__SUPPLIED RECORDS__:
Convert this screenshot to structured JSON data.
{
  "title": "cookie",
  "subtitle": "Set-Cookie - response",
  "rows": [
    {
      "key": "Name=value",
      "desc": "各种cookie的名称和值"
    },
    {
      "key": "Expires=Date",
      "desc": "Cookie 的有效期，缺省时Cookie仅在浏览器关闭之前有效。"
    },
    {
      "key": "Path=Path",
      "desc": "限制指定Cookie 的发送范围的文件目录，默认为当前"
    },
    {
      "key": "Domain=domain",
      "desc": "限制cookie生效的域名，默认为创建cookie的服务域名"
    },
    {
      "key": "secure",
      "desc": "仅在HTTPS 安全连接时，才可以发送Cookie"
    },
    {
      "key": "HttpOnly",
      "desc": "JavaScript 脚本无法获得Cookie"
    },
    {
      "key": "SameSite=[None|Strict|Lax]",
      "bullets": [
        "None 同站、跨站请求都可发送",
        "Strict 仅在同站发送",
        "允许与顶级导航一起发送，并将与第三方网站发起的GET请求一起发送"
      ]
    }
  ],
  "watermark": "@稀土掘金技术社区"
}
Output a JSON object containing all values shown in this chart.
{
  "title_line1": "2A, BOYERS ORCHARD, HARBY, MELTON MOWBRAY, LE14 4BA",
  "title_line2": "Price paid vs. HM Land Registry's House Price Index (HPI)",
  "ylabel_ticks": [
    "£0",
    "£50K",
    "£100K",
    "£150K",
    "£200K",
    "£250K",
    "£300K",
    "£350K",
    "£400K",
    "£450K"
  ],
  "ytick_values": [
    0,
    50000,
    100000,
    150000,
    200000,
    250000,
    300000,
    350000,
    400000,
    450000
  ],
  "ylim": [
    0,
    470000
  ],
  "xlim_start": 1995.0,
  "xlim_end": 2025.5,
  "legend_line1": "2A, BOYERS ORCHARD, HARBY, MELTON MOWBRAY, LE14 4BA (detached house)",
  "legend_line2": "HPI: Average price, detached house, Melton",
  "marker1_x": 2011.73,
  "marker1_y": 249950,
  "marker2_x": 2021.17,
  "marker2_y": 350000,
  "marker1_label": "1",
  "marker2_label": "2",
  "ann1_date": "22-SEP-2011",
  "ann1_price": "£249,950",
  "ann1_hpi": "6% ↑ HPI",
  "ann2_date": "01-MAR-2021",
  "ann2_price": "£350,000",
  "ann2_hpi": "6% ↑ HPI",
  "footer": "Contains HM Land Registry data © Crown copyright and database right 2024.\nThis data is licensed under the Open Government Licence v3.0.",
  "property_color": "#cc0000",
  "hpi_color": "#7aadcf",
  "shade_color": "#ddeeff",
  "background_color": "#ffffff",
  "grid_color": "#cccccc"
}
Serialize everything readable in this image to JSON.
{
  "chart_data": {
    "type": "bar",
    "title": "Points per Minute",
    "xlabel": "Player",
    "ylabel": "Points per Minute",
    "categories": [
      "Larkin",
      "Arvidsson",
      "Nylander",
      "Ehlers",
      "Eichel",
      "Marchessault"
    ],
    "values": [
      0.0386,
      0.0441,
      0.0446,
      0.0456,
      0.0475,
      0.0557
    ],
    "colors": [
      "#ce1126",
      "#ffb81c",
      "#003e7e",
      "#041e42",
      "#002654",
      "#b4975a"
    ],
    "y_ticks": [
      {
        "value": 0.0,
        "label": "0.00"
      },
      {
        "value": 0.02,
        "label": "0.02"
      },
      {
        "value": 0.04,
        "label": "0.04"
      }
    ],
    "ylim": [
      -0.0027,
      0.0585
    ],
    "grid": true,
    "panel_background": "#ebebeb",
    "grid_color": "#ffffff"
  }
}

...

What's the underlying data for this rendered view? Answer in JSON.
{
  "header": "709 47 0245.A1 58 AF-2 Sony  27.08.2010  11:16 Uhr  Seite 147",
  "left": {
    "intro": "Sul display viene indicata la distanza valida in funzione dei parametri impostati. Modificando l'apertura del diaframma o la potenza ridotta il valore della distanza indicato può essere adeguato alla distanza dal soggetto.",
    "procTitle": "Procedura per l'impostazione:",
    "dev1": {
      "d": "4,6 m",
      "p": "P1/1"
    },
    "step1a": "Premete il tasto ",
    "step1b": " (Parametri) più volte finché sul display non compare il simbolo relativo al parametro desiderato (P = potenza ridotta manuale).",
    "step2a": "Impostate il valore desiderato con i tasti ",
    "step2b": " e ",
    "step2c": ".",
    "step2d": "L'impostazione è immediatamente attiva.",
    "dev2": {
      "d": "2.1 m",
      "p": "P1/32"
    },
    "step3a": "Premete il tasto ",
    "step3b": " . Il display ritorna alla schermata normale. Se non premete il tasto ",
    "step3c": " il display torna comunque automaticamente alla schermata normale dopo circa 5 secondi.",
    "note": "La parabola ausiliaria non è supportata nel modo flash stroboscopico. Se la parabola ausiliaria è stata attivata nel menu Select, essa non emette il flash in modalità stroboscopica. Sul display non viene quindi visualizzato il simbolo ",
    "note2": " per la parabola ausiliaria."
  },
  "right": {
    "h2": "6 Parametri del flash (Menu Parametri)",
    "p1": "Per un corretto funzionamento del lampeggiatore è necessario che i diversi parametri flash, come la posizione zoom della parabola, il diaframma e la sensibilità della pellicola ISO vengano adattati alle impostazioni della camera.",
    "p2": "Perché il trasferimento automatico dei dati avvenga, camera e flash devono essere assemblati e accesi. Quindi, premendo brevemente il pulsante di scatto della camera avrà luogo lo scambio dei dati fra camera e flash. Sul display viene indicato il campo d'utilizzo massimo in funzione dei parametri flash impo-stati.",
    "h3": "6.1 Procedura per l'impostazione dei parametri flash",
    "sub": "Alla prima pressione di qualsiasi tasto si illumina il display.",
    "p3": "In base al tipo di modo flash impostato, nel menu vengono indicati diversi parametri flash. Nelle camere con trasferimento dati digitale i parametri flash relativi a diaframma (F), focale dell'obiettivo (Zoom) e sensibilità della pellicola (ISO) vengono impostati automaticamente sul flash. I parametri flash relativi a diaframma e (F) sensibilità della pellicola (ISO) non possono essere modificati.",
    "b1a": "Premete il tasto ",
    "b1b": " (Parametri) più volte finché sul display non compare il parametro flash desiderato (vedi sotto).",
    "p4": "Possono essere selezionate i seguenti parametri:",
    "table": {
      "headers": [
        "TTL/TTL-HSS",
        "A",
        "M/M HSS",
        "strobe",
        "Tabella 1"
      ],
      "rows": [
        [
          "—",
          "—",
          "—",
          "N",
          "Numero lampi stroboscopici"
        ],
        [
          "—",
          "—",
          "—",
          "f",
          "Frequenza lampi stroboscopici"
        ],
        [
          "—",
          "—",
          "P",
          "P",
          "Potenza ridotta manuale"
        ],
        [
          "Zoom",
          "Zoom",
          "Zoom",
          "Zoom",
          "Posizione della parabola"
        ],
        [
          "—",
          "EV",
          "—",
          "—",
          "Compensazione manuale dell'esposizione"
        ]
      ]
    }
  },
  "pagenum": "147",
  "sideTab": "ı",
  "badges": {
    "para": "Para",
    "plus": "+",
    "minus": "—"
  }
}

__PROMPT__:
Above are the records. Copy every line in them holding "dati".

__TASK OUTPUT__:
    "p2": "Perché il trasferimento automatico dei dati avvenga, camera e flash devono essere assemblati e accesi. Quindi, premendo brevemente il pulsante di scatto della camera avrà luogo lo scambio dei dati fra camera e flash. Sul display viene indicato il campo d'utilizzo massimo in funzione dei parametri flash impo-stati.",
    "p3": "In base al tipo di modo flash impostato, nel menu vengono indicati diversi parametri flash. Nelle camere con trasferimento dati digitale i parametri flash relativi a diaframma (F), focale dell'obiettivo (Zoom) e sensibilità della pellicola (ISO) vengono impostati automaticamente sul flash. I parametri flash relativi a diaframma e (F) sensibilità della pellicola (ISO) non possono essere modificati.",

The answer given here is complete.